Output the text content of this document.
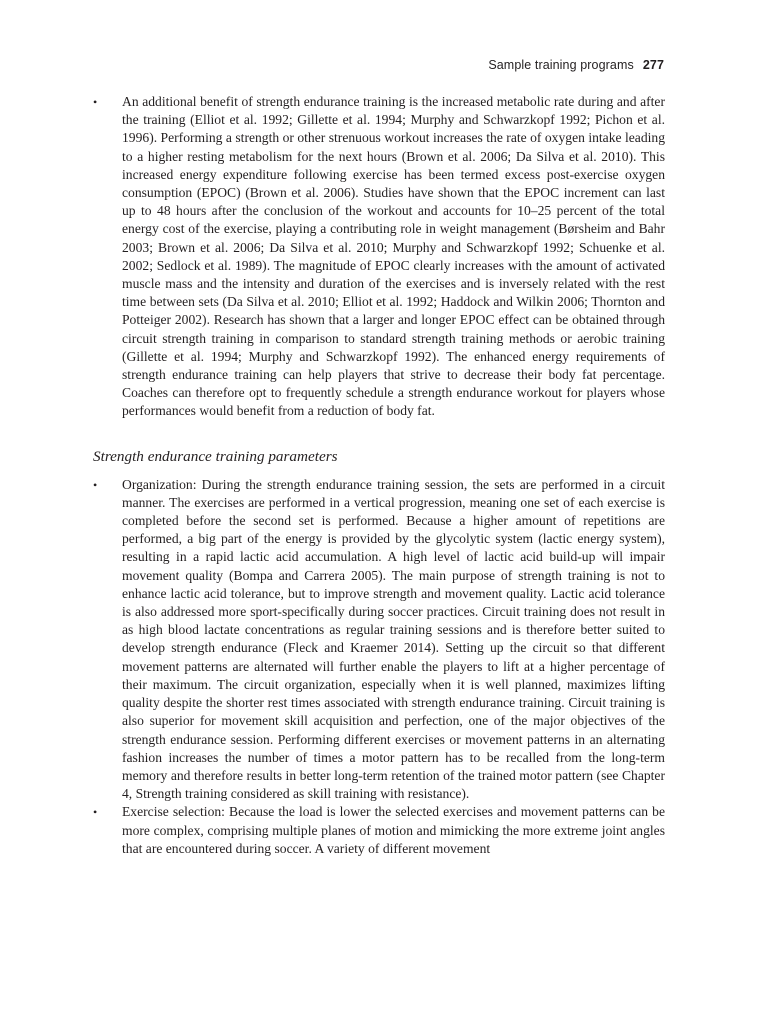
Sample training programs 277
• An additional benefit of strength endurance training is the increased metabolic rate during and after the training (Elliot et al. 1992; Gillette et al. 1994; Murphy and Schwarzkopf 1992; Pichon et al. 1996). Performing a strength or other strenuous workout increases the rate of oxygen intake leading to a higher resting metabolism for the next hours (Brown et al. 2006; Da Silva et al. 2010). This increased energy expenditure following exercise has been termed excess post-exercise oxygen consumption (EPOC) (Brown et al. 2006). Studies have shown that the EPOC increment can last up to 48 hours after the conclusion of the workout and accounts for 10–25 percent of the total energy cost of the exercise, playing a contributing role in weight management (Børsheim and Bahr 2003; Brown et al. 2006; Da Silva et al. 2010; Murphy and Schwarzkopf 1992; Schuenke et al. 2002; Sedlock et al. 1989). The magnitude of EPOC clearly increases with the amount of activated muscle mass and the intensity and duration of the exercises and is inversely related with the rest time between sets (Da Silva et al. 2010; Elliot et al. 1992; Haddock and Wilkin 2006; Thornton and Potteiger 2002). Research has shown that a larger and longer EPOC effect can be obtained through circuit strength training in comparison to standard strength training methods or aerobic training (Gillette et al. 1994; Murphy and Schwarzkopf 1992). The enhanced energy requirements of strength endurance training can help players that strive to decrease their body fat percentage. Coaches can therefore opt to frequently schedule a strength endurance workout for players whose performances would benefit from a reduction of body fat.
Strength endurance training parameters
• Organization: During the strength endurance training session, the sets are performed in a circuit manner. The exercises are performed in a vertical progression, meaning one set of each exercise is completed before the second set is performed. Because a higher amount of repetitions are performed, a big part of the energy is provided by the glycolytic system (lactic energy system), resulting in a rapid lactic acid accumulation. A high level of lactic acid build-up will impair movement quality (Bompa and Carrera 2005). The main purpose of strength training is not to enhance lactic acid tolerance, but to improve strength and movement quality. Lactic acid tolerance is also addressed more sport-specifically during soccer practices. Circuit training does not result in as high blood lactate concentrations as regular training sessions and is therefore better suited to develop strength endurance (Fleck and Kraemer 2014). Setting up the circuit so that different movement patterns are alternated will further enable the players to lift at a higher percentage of their maximum. The circuit organization, especially when it is well planned, maximizes lifting quality despite the shorter rest times associated with strength endurance training. Circuit training is also superior for movement skill acquisition and perfection, one of the major objectives of the strength endurance session. Performing different exercises or movement patterns in an alternating fashion increases the number of times a motor pattern has to be recalled from the long-term memory and therefore results in better long-term retention of the trained motor pattern (see Chapter 4, Strength training considered as skill training with resistance).
• Exercise selection: Because the load is lower the selected exercises and movement patterns can be more complex, comprising multiple planes of motion and mimicking the more extreme joint angles that are encountered during soccer. A variety of different movement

- WHAT TO PRODUCE -
Write out each line of the data exactly; the images should be left out.

- COMPLETE ANSWER -
Output the text content of this document.
Sample training programs 277
• An additional benefit of strength endurance training is the increased metabolic rate during and after the training (Elliot et al. 1992; Gillette et al. 1994; Murphy and Schwarzkopf 1992; Pichon et al. 1996). Performing a strength or other strenuous workout increases the rate of oxygen intake leading to a higher resting metabolism for the next hours (Brown et al. 2006; Da Silva et al. 2010). This increased energy expenditure following exercise has been termed excess post-exercise oxygen consumption (EPOC) (Brown et al. 2006). Studies have shown that the EPOC increment can last up to 48 hours after the conclusion of the workout and accounts for 10–25 percent of the total energy cost of the exercise, playing a contributing role in weight management (Børsheim and Bahr 2003; Brown et al. 2006; Da Silva et al. 2010; Murphy and Schwarzkopf 1992; Schuenke et al. 2002; Sedlock et al. 1989). The magnitude of EPOC clearly increases with the amount of activated muscle mass and the intensity and duration of the exercises and is inversely related with the rest time between sets (Da Silva et al. 2010; Elliot et al. 1992; Haddock and Wilkin 2006; Thornton and Potteiger 2002). Research has shown that a larger and longer EPOC effect can be obtained through circuit strength training in comparison to standard strength training methods or aerobic training (Gillette et al. 1994; Murphy and Schwarzkopf 1992). The enhanced energy requirements of strength endurance training can help players that strive to decrease their body fat percentage. Coaches can therefore opt to frequently schedule a strength endurance workout for players whose performances would benefit from a reduction of body fat.
Strength endurance training parameters
• Organization: During the strength endurance training session, the sets are performed in a circuit manner. The exercises are performed in a vertical progression, meaning one set of each exercise is completed before the second set is performed. Because a higher amount of repetitions are performed, a big part of the energy is provided by the glycolytic system (lactic energy system), resulting in a rapid lactic acid accumulation. A high level of lactic acid build-up will impair movement quality (Bompa and Carrera 2005). The main purpose of strength training is not to enhance lactic acid tolerance, but to improve strength and movement quality. Lactic acid tolerance is also addressed more sport-specifically during soccer practices. Circuit training does not result in as high blood lactate concentrations as regular training sessions and is therefore better suited to develop strength endurance (Fleck and Kraemer 2014). Setting up the circuit so that different movement patterns are alternated will further enable the players to lift at a higher percentage of their maximum. The circuit organization, especially when it is well planned, maximizes lifting quality despite the shorter rest times associated with strength endurance training. Circuit training is also superior for movement skill acquisition and perfection, one of the major objectives of the strength endurance session. Performing different exercises or movement patterns in an alternating fashion increases the number of times a motor pattern has to be recalled from the long-term memory and therefore results in better long-term retention of the trained motor pattern (see Chapter 4, Strength training considered as skill training with resistance).
• Exercise selection: Because the load is lower the selected exercises and movement patterns can be more complex, comprising multiple planes of motion and mimicking the more extreme joint angles that are encountered during soccer. A variety of different movement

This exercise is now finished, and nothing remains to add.